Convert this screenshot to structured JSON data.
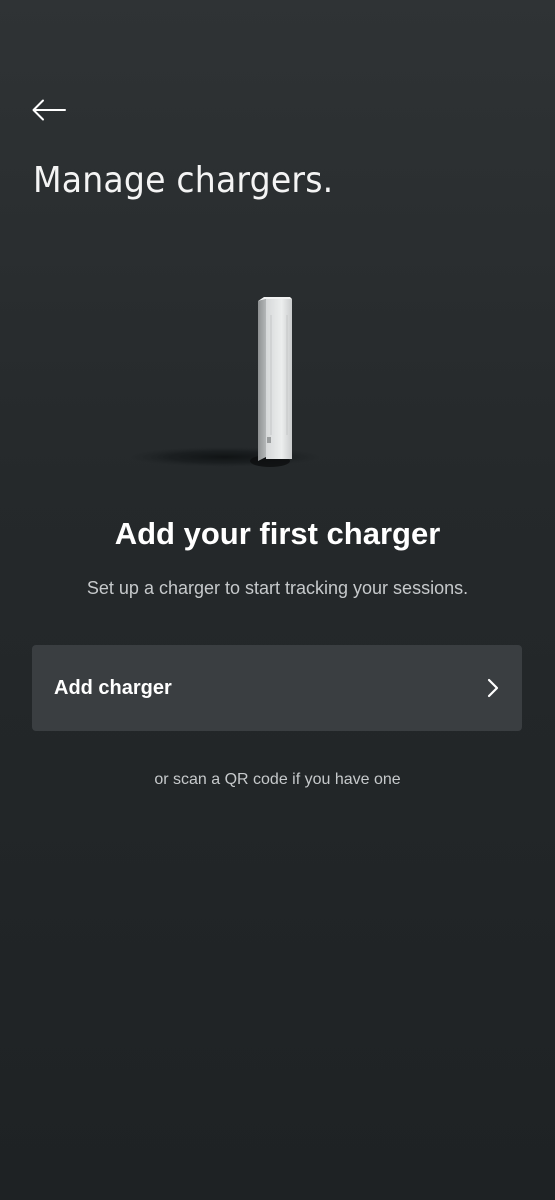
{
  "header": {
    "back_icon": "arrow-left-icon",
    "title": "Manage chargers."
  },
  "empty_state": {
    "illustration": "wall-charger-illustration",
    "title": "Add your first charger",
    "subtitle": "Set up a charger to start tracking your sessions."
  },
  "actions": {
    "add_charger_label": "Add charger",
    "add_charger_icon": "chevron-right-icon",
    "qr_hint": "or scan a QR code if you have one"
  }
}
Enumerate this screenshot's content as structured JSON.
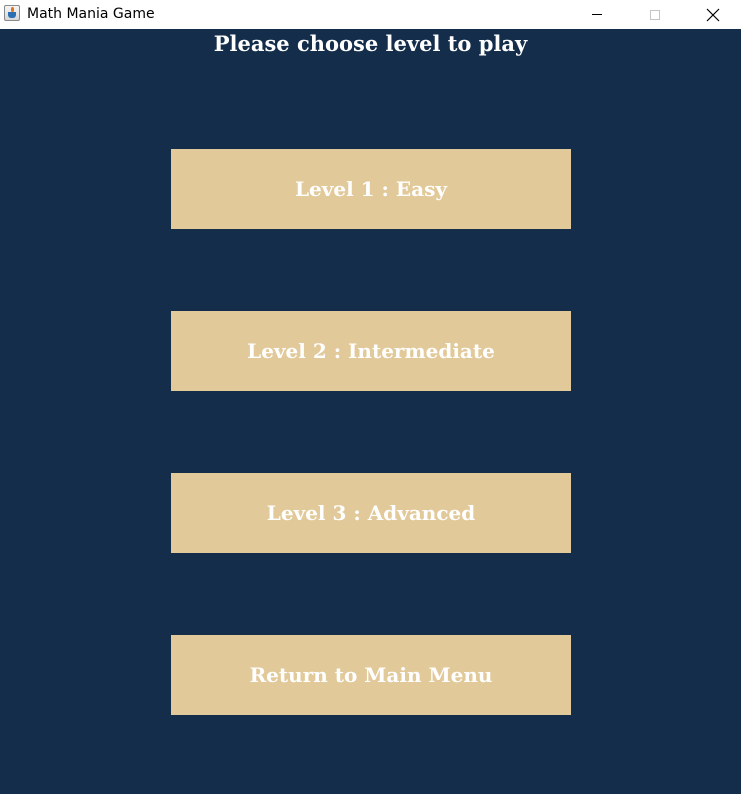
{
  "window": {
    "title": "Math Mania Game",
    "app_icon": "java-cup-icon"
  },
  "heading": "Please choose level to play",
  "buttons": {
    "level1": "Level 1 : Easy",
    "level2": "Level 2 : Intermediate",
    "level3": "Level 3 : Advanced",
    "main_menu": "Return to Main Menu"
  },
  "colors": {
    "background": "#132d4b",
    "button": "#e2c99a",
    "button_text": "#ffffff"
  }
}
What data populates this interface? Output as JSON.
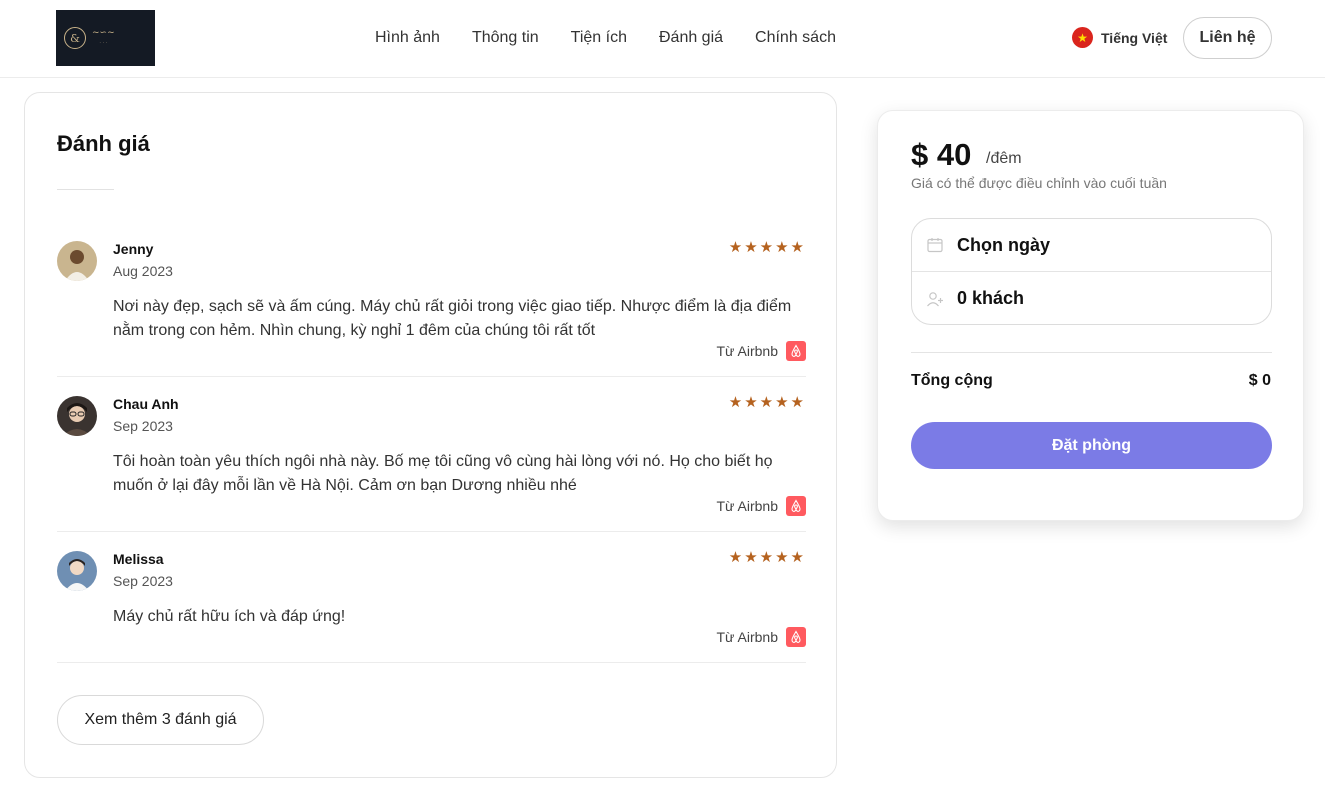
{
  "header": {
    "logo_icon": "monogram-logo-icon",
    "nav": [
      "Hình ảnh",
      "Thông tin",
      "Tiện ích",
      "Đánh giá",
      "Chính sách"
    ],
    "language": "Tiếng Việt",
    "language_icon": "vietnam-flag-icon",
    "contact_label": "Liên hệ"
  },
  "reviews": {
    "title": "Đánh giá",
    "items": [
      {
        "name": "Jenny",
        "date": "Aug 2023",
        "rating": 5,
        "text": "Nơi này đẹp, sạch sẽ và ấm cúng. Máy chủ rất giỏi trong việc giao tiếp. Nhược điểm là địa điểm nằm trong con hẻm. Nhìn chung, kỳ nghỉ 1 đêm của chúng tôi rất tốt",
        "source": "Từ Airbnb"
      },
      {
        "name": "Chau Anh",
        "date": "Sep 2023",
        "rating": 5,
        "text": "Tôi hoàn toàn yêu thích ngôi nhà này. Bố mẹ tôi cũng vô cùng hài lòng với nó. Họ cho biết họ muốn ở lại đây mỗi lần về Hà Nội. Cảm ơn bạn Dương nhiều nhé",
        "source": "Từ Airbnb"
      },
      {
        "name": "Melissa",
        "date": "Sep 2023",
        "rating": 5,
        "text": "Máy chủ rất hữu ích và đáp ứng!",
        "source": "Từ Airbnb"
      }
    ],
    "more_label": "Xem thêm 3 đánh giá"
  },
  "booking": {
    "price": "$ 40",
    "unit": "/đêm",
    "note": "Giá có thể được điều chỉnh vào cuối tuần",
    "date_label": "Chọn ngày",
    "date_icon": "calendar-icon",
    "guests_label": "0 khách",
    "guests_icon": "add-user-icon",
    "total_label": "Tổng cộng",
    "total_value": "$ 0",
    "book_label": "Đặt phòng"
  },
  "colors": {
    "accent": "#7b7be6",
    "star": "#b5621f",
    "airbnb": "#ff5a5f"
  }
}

:::

■ WORK TO COMPLETE:
Without the pictures, print the whole listing exactly as given.

■ EXERCISE OUTPUT:
Convert this screenshot to structured JSON data.
{
  "header": {
    "back_icon": "arrow-left-icon",
    "title": "Manage chargers."
  },
  "empty_state": {
    "illustration": "wall-charger-illustration",
    "title": "Add your first charger",
    "subtitle": "Set up a charger to start tracking your sessions."
  },
  "actions": {
    "add_charger_label": "Add charger",
    "add_charger_icon": "chevron-right-icon",
    "qr_hint": "or scan a QR code if you have one"
  }
}
Enumerate this screenshot's content as structured JSON.
{
  "window": {
    "title": "Math Mania Game",
    "app_icon": "java-cup-icon"
  },
  "heading": "Please choose level to play",
  "buttons": {
    "level1": "Level 1 : Easy",
    "level2": "Level 2 : Intermediate",
    "level3": "Level 3 : Advanced",
    "main_menu": "Return to Main Menu"
  },
  "colors": {
    "background": "#132d4b",
    "button": "#e2c99a",
    "button_text": "#ffffff"
  }
}
What data populates this interface? Output as JSON.
{
  "header": {
    "logo_icon": "monogram-logo-icon",
    "nav": [
      "Hình ảnh",
      "Thông tin",
      "Tiện ích",
      "Đánh giá",
      "Chính sách"
    ],
    "language": "Tiếng Việt",
    "language_icon": "vietnam-flag-icon",
    "contact_label": "Liên hệ"
  },
  "reviews": {
    "title": "Đánh giá",
    "items": [
      {
        "name": "Jenny",
        "date": "Aug 2023",
        "rating": 5,
        "text": "Nơi này đẹp, sạch sẽ và ấm cúng. Máy chủ rất giỏi trong việc giao tiếp. Nhược điểm là địa điểm nằm trong con hẻm. Nhìn chung, kỳ nghỉ 1 đêm của chúng tôi rất tốt",
        "source": "Từ Airbnb"
      },
      {
        "name": "Chau Anh",
        "date": "Sep 2023",
        "rating": 5,
        "text": "Tôi hoàn toàn yêu thích ngôi nhà này. Bố mẹ tôi cũng vô cùng hài lòng với nó. Họ cho biết họ muốn ở lại đây mỗi lần về Hà Nội. Cảm ơn bạn Dương nhiều nhé",
        "source": "Từ Airbnb"
      },
      {
        "name": "Melissa",
        "date": "Sep 2023",
        "rating": 5,
        "text": "Máy chủ rất hữu ích và đáp ứng!",
        "source": "Từ Airbnb"
      }
    ],
    "more_label": "Xem thêm 3 đánh giá"
  },
  "booking": {
    "price": "$ 40",
    "unit": "/đêm",
    "note": "Giá có thể được điều chỉnh vào cuối tuần",
    "date_label": "Chọn ngày",
    "date_icon": "calendar-icon",
    "guests_label": "0 khách",
    "guests_icon": "add-user-icon",
    "total_label": "Tổng cộng",
    "total_value": "$ 0",
    "book_label": "Đặt phòng"
  },
  "colors": {
    "accent": "#7b7be6",
    "star": "#b5621f",
    "airbnb": "#ff5a5f"
  }
}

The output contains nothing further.